= INSTRUCTION =
Report the number of lines where the string "name" occurs, and write nothing else.

---------- DATA ----------

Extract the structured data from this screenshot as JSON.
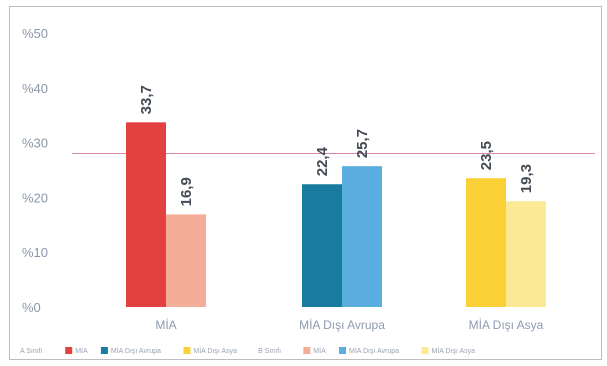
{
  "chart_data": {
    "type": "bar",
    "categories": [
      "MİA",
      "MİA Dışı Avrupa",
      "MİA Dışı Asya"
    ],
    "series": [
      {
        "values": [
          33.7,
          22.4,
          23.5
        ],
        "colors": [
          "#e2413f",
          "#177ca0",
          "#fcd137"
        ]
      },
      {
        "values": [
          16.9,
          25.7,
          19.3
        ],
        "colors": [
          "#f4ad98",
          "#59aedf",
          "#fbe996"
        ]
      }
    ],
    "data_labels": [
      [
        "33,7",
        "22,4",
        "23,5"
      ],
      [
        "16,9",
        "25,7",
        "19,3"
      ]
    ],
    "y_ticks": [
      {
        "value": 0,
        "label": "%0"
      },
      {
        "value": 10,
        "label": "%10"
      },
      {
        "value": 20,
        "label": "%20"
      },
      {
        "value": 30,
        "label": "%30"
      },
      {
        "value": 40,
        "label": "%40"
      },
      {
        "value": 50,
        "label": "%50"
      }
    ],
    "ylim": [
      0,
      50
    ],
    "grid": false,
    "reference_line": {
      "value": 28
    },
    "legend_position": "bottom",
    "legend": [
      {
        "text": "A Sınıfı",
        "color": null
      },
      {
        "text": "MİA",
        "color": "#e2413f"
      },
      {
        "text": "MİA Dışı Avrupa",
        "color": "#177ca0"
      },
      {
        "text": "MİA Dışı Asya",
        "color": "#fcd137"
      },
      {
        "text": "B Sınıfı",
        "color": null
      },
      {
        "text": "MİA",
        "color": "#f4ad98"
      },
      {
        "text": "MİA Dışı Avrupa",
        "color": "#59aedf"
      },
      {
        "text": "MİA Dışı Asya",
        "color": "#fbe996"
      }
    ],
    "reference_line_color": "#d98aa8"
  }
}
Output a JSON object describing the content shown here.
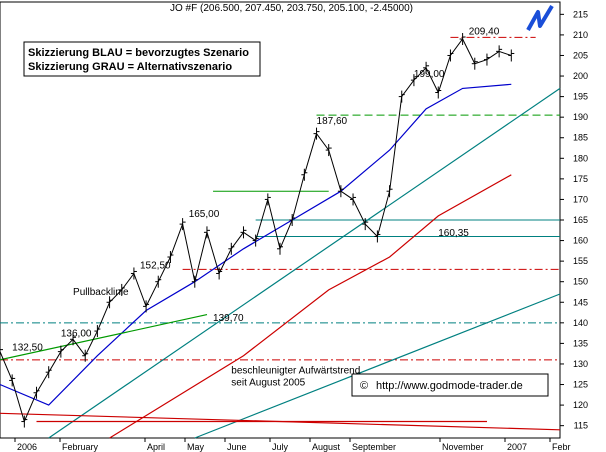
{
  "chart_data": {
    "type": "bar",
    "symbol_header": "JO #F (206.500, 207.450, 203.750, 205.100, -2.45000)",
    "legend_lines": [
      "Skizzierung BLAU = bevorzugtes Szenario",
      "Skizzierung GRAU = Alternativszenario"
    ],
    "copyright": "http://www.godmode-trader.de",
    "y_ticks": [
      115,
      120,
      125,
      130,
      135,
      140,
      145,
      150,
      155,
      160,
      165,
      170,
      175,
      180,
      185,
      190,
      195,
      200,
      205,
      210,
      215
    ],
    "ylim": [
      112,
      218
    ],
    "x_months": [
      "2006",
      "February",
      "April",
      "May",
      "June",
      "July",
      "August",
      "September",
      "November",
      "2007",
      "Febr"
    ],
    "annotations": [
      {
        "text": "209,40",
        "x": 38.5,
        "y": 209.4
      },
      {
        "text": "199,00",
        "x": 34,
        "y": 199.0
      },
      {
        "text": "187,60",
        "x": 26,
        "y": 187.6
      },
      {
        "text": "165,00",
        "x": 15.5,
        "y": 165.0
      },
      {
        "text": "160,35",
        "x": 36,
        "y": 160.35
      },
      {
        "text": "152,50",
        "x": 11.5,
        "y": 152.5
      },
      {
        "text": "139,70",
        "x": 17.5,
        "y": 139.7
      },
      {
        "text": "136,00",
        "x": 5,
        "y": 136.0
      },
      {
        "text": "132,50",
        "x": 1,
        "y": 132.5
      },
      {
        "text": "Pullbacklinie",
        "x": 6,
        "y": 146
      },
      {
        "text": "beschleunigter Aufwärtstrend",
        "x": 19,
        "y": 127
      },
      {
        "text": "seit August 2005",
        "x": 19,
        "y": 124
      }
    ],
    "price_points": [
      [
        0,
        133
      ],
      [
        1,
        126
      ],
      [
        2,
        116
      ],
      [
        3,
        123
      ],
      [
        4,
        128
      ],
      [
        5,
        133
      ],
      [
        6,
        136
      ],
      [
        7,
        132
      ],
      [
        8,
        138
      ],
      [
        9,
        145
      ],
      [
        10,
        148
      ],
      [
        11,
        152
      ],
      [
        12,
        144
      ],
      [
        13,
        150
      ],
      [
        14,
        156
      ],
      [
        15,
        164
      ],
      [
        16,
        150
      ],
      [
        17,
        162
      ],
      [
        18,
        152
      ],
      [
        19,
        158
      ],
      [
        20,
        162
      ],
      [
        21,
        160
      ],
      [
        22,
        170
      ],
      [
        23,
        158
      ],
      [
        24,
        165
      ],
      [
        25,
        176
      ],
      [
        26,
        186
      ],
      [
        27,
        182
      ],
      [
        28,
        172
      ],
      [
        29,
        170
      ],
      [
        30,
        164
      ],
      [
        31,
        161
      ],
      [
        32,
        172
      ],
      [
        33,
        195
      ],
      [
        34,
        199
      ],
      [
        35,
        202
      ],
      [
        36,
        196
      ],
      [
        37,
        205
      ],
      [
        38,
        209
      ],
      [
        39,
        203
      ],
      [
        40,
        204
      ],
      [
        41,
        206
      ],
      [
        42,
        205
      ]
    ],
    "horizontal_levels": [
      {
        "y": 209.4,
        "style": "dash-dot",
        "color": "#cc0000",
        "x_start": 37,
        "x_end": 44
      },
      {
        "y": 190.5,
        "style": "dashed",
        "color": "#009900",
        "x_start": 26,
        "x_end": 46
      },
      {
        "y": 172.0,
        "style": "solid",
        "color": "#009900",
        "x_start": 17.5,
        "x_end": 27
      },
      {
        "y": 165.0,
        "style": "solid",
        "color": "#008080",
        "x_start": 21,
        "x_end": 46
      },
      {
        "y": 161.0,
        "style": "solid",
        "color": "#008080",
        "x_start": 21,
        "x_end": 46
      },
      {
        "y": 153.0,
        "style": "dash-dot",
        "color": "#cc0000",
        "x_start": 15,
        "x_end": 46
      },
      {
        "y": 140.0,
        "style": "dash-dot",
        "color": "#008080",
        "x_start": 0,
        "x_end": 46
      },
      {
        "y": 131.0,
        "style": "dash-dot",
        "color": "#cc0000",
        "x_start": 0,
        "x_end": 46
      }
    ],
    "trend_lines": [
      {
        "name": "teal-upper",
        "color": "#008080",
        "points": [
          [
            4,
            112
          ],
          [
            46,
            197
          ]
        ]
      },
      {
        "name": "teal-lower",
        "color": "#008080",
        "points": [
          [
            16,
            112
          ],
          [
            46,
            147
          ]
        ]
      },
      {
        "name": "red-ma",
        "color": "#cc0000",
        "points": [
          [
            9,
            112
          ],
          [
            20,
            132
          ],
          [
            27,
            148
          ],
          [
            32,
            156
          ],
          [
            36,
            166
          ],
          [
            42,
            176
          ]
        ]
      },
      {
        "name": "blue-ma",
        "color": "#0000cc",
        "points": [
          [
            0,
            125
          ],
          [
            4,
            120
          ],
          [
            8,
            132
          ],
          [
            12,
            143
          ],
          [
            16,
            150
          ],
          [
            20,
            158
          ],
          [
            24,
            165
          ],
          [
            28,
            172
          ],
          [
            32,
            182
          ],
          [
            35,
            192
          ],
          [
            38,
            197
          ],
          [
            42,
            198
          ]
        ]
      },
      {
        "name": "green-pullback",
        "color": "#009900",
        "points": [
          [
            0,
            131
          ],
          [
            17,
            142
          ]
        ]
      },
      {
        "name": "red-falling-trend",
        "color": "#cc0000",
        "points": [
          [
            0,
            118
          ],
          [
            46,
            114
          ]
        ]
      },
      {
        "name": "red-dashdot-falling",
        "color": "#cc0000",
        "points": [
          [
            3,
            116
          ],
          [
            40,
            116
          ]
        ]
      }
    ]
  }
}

----------

= COMPLETE OUTPUT =
7